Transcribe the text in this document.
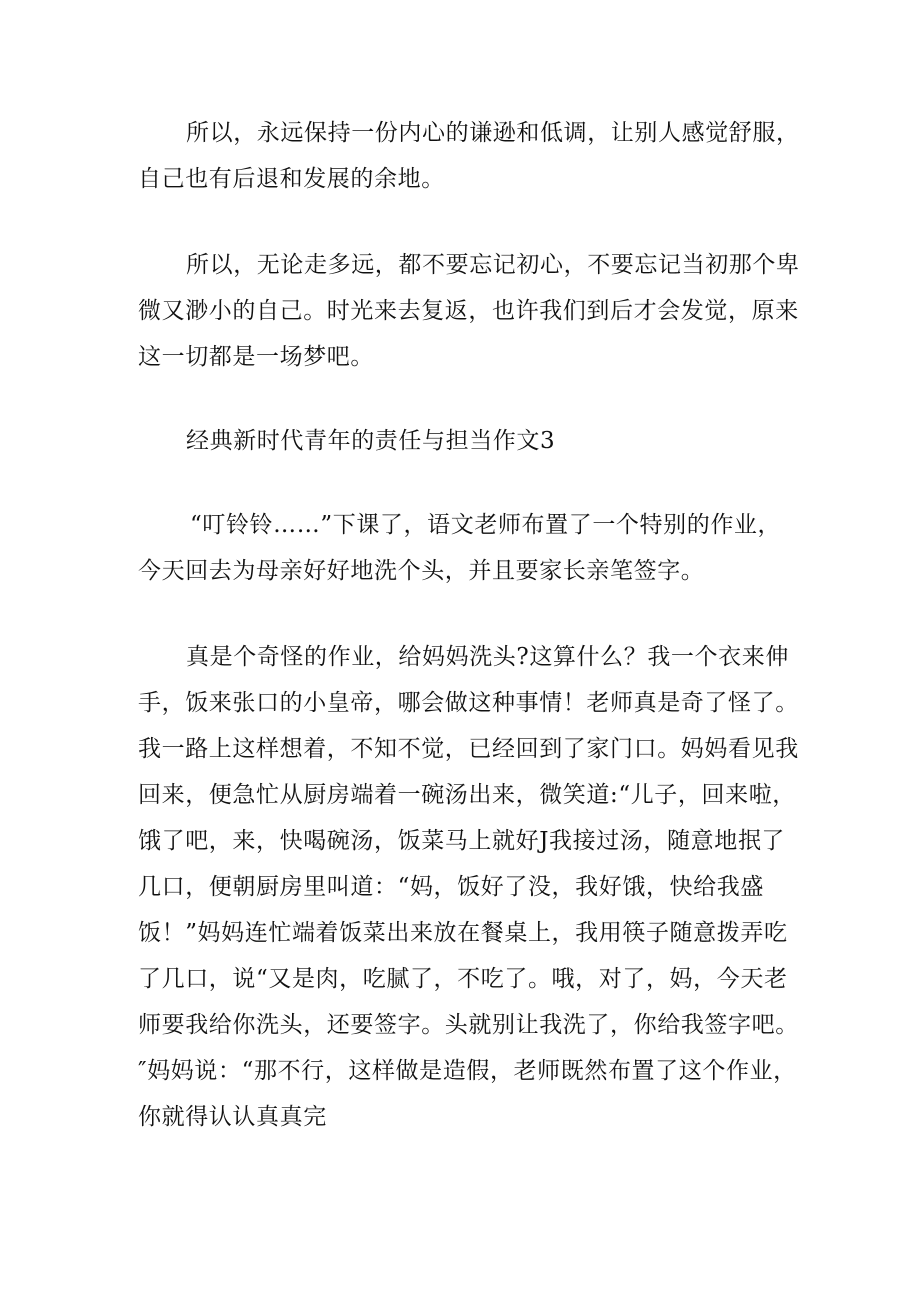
所以，永远保持一份内心的谦逊和低调，让别人感觉舒服，
自己也有后退和发展的余地。
所以，无论走多远，都不要忘记初心，不要忘记当初那个卑
微又渺小的自己。时光来去复返，也许我们到后才会发觉，原来
这一切都是一场梦吧。
经典新时代青年的责任与担当作文3
“叮铃铃……”下课了，语文老师布置了一个特别的作业，
今天回去为母亲好好地洗个头，并且要家长亲笔签字。
真是个奇怪的作业，给妈妈洗头?这算什么？我一个衣来伸
手，饭来张口的小皇帝，哪会做这种事情！老师真是奇了怪了。
我一路上这样想着，不知不觉，已经回到了家门口。妈妈看见我
回来，便急忙从厨房端着一碗汤出来，微笑道:“儿子，回来啦，
饿了吧，来，快喝碗汤，饭菜马上就好J我接过汤，随意地抿了
几口，便朝厨房里叫道：“妈，饭好了没，我好饿，快给我盛
饭！”妈妈连忙端着饭菜出来放在餐桌上，我用筷子随意拨弄吃
了几口，说“又是肉，吃腻了，不吃了。哦，对了，妈，今天老
师要我给你洗头，还要签字。头就别让我洗了，你给我签字吧。
″妈妈说：“那不行，这样做是造假，老师既然布置了这个作业，
你就得认认真真完
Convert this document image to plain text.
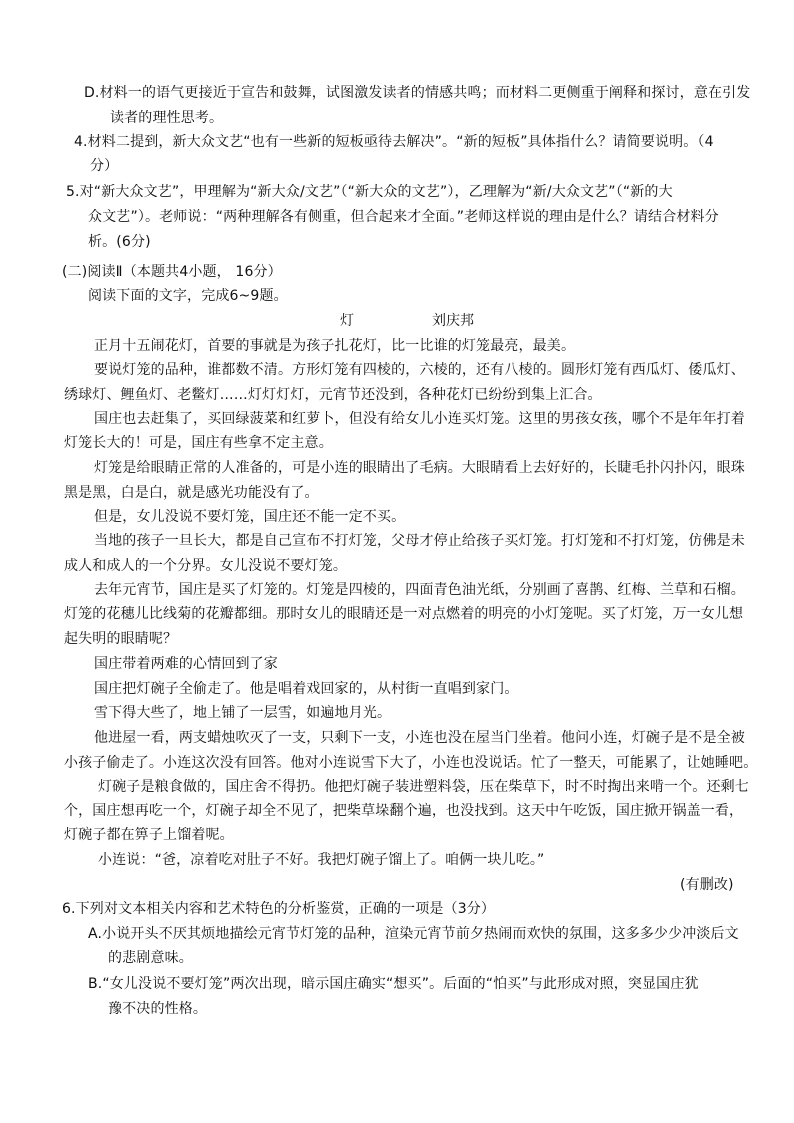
D.材料一的语气更接近于宣告和鼓舞，试图激发读者的情感共鸣；而材料二更侧重于阐释和探讨，意在引发
读者的理性思考。
4.材料二提到，新大众文艺“也有一些新的短板亟待去解决”。“新的短板”具体指什么？请简要说明。（4
分）
5.对“新大众文艺”，甲理解为“新大众/文艺”（“新大众的文艺”），乙理解为“新/大众文艺”（“新的大
众文艺”）。老师说：“两种理解各有侧重，但合起来才全面。”老师这样说的理由是什么？请结合材料分
析。(6分)
(二)阅读Ⅱ（本题共4小题， 16分）
阅读下面的文字，完成6~9题。
灯	刘庆邦
正月十五闹花灯，首要的事就是为孩子扎花灯，比一比谁的灯笼最亮，最美。
要说灯笼的品种，谁都数不清。方形灯笼有四棱的，六棱的，还有八棱的。圆形灯笼有西瓜灯、倭瓜灯、
绣球灯、鲤鱼灯、老鳖灯……灯灯灯灯，元宵节还没到，各种花灯已纷纷到集上汇合。
国庄也去赶集了，买回绿菠菜和红萝卜，但没有给女儿小连买灯笼。这里的男孩女孩，哪个不是年年打着
灯笼长大的！可是，国庄有些拿不定主意。
灯笼是给眼睛正常的人准备的，可是小连的眼睛出了毛病。大眼睛看上去好好的，长睫毛扑闪扑闪，眼珠
黑是黑，白是白，就是感光功能没有了。
但是，女儿没说不要灯笼，国庄还不能一定不买。
当地的孩子一旦长大，都是自己宣布不打灯笼，父母才停止给孩子买灯笼。打灯笼和不打灯笼，仿佛是未
成人和成人的一个分界。女儿没说不要灯笼。
去年元宵节，国庄是买了灯笼的。灯笼是四棱的，四面青色油光纸，分别画了喜鹊、红梅、兰草和石榴。
灯笼的花穗儿比线菊的花瓣都细。那时女儿的眼睛还是一对点燃着的明亮的小灯笼呢。买了灯笼，万一女儿想
起失明的眼睛呢？
国庄带着两难的心情回到了家
国庄把灯碗子全偷走了。他是唱着戏回家的，从村街一直唱到家门。
雪下得大些了，地上铺了一层雪，如遍地月光。
他进屋一看，两支蜡烛吹灭了一支，只剩下一支，小连也没在屋当门坐着。他问小连，灯碗子是不是全被
小孩子偷走了。小连这次没有回答。他对小连说雪下大了，小连也没说话。忙了一整天，可能累了，让她睡吧。
灯碗子是粮食做的，国庄舍不得扔。他把灯碗子装进塑料袋，压在柴草下，时不时掏出来啃一个。还剩七
个，国庄想再吃一个，灯碗子却全不见了，把柴草垛翻个遍，也没找到。这天中午吃饭，国庄掀开锅盖一看，
灯碗子都在箅子上馏着呢。
小连说：“爸，凉着吃对肚子不好。我把灯碗子馏上了。咱俩一块儿吃。”
(有删改)
6.下列对文本相关内容和艺术特色的分析鉴赏，正确的一项是（3分）
A.小说开头不厌其烦地描绘元宵节灯笼的品种，渲染元宵节前夕热闹而欢快的氛围，这多多少少冲淡后文
的悲剧意味。
B.“女儿没说不要灯笼”两次出现，暗示国庄确实“想买”。后面的“怕买”与此形成对照，突显国庄犹
豫不决的性格。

_ _ _ _

WHAT YOU NEED TO DO =
Extract, from the listing above, every line where the string "this" occurs.

TASK ANSWER =
Transcribe the text in this document.
Convert this document image to plain text.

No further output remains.